··· GIVEN RECORDS
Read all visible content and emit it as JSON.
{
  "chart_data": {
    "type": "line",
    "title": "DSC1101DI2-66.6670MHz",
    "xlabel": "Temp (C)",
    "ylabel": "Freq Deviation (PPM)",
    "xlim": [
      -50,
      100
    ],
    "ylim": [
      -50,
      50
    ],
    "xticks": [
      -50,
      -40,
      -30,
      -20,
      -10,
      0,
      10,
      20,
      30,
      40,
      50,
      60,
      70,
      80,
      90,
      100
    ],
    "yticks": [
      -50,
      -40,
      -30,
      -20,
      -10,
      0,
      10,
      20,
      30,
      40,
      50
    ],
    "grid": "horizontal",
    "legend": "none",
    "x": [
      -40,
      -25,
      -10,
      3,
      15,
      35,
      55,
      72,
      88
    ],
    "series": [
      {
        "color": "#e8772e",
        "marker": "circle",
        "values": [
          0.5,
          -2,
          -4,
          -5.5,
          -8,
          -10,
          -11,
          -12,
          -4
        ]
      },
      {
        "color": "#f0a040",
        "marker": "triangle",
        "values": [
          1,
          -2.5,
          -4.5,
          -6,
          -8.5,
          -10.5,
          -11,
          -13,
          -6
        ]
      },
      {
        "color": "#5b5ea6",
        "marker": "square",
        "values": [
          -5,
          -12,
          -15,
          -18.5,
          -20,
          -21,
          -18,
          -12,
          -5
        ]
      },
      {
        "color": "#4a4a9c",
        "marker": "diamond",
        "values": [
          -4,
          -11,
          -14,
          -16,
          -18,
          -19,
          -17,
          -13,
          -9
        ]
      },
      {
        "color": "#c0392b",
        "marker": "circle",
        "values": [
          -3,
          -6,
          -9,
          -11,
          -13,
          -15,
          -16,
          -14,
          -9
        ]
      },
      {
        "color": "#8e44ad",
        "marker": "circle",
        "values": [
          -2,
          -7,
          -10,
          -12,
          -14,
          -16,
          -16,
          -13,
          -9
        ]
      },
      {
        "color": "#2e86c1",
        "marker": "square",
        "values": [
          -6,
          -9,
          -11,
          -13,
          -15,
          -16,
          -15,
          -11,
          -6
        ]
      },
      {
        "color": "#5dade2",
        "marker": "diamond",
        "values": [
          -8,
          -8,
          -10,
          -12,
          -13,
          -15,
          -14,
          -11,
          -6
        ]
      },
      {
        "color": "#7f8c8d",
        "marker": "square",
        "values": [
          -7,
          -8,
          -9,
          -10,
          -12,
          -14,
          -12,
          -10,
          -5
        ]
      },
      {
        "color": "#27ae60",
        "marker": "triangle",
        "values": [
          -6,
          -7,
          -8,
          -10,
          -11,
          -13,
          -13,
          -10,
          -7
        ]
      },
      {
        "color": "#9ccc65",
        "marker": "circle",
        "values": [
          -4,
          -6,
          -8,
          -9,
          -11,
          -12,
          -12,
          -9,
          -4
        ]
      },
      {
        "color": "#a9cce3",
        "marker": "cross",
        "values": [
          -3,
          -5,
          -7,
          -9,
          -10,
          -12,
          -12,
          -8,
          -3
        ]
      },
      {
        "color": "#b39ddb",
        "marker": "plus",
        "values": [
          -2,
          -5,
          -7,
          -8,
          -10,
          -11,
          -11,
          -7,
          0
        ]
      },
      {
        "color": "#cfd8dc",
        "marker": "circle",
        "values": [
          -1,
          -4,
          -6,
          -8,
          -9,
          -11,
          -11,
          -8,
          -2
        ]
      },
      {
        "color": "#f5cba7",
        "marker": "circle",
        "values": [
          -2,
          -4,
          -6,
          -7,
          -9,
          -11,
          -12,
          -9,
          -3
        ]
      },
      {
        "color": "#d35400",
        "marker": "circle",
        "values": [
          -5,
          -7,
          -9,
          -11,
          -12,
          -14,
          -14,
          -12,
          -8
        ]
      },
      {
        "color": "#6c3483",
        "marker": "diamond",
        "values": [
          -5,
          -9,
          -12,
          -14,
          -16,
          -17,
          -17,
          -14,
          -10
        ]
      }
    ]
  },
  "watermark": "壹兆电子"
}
······
Reproduce the listing above verbatim, from first line to last.

Read all visible content and emit it as JSON.
{
  "chart_data": {
    "type": "line",
    "title": "DSC1101DI2-66.6670MHz",
    "xlabel": "Temp (C)",
    "ylabel": "Freq Deviation (PPM)",
    "xlim": [
      -50,
      100
    ],
    "ylim": [
      -50,
      50
    ],
    "xticks": [
      -50,
      -40,
      -30,
      -20,
      -10,
      0,
      10,
      20,
      30,
      40,
      50,
      60,
      70,
      80,
      90,
      100
    ],
    "yticks": [
      -50,
      -40,
      -30,
      -20,
      -10,
      0,
      10,
      20,
      30,
      40,
      50
    ],
    "grid": "horizontal",
    "legend": "none",
    "x": [
      -40,
      -25,
      -10,
      3,
      15,
      35,
      55,
      72,
      88
    ],
    "series": [
      {
        "color": "#e8772e",
        "marker": "circle",
        "values": [
          0.5,
          -2,
          -4,
          -5.5,
          -8,
          -10,
          -11,
          -12,
          -4
        ]
      },
      {
        "color": "#f0a040",
        "marker": "triangle",
        "values": [
          1,
          -2.5,
          -4.5,
          -6,
          -8.5,
          -10.5,
          -11,
          -13,
          -6
        ]
      },
      {
        "color": "#5b5ea6",
        "marker": "square",
        "values": [
          -5,
          -12,
          -15,
          -18.5,
          -20,
          -21,
          -18,
          -12,
          -5
        ]
      },
      {
        "color": "#4a4a9c",
        "marker": "diamond",
        "values": [
          -4,
          -11,
          -14,
          -16,
          -18,
          -19,
          -17,
          -13,
          -9
        ]
      },
      {
        "color": "#c0392b",
        "marker": "circle",
        "values": [
          -3,
          -6,
          -9,
          -11,
          -13,
          -15,
          -16,
          -14,
          -9
        ]
      },
      {
        "color": "#8e44ad",
        "marker": "circle",
        "values": [
          -2,
          -7,
          -10,
          -12,
          -14,
          -16,
          -16,
          -13,
          -9
        ]
      },
      {
        "color": "#2e86c1",
        "marker": "square",
        "values": [
          -6,
          -9,
          -11,
          -13,
          -15,
          -16,
          -15,
          -11,
          -6
        ]
      },
      {
        "color": "#5dade2",
        "marker": "diamond",
        "values": [
          -8,
          -8,
          -10,
          -12,
          -13,
          -15,
          -14,
          -11,
          -6
        ]
      },
      {
        "color": "#7f8c8d",
        "marker": "square",
        "values": [
          -7,
          -8,
          -9,
          -10,
          -12,
          -14,
          -12,
          -10,
          -5
        ]
      },
      {
        "color": "#27ae60",
        "marker": "triangle",
        "values": [
          -6,
          -7,
          -8,
          -10,
          -11,
          -13,
          -13,
          -10,
          -7
        ]
      },
      {
        "color": "#9ccc65",
        "marker": "circle",
        "values": [
          -4,
          -6,
          -8,
          -9,
          -11,
          -12,
          -12,
          -9,
          -4
        ]
      },
      {
        "color": "#a9cce3",
        "marker": "cross",
        "values": [
          -3,
          -5,
          -7,
          -9,
          -10,
          -12,
          -12,
          -8,
          -3
        ]
      },
      {
        "color": "#b39ddb",
        "marker": "plus",
        "values": [
          -2,
          -5,
          -7,
          -8,
          -10,
          -11,
          -11,
          -7,
          0
        ]
      },
      {
        "color": "#cfd8dc",
        "marker": "circle",
        "values": [
          -1,
          -4,
          -6,
          -8,
          -9,
          -11,
          -11,
          -8,
          -2
        ]
      },
      {
        "color": "#f5cba7",
        "marker": "circle",
        "values": [
          -2,
          -4,
          -6,
          -7,
          -9,
          -11,
          -12,
          -9,
          -3
        ]
      },
      {
        "color": "#d35400",
        "marker": "circle",
        "values": [
          -5,
          -7,
          -9,
          -11,
          -12,
          -14,
          -14,
          -12,
          -8
        ]
      },
      {
        "color": "#6c3483",
        "marker": "diamond",
        "values": [
          -5,
          -9,
          -12,
          -14,
          -16,
          -17,
          -17,
          -14,
          -10
        ]
      }
    ]
  },
  "watermark": "壹兆电子"
}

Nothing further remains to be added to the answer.